> **REQUEST**
Search the records for the word "channel" and pick out every line that has it.

> **DATA TO USE**

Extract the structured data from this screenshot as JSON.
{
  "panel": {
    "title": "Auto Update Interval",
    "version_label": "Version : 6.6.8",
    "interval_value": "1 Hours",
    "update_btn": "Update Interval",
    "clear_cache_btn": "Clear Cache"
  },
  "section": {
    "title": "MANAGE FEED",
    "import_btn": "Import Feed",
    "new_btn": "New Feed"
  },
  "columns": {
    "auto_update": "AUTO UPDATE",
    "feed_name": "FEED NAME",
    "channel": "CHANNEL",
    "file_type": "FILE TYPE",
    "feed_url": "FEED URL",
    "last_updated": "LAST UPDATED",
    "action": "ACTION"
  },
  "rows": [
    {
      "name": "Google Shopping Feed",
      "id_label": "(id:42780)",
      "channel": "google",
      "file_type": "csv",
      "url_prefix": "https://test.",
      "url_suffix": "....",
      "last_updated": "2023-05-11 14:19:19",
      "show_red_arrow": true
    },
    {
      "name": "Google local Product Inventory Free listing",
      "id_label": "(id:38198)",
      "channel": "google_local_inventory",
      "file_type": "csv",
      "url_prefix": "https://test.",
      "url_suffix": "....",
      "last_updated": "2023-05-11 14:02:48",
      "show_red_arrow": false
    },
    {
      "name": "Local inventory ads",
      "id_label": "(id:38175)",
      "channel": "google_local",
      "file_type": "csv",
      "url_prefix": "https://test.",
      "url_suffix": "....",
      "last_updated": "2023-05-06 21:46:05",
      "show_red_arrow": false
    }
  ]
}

> **EXERCISE ANSWER**
    "channel": "CHANNEL",
      "channel": "google",
      "channel": "google_local_inventory",
      "channel": "google_local",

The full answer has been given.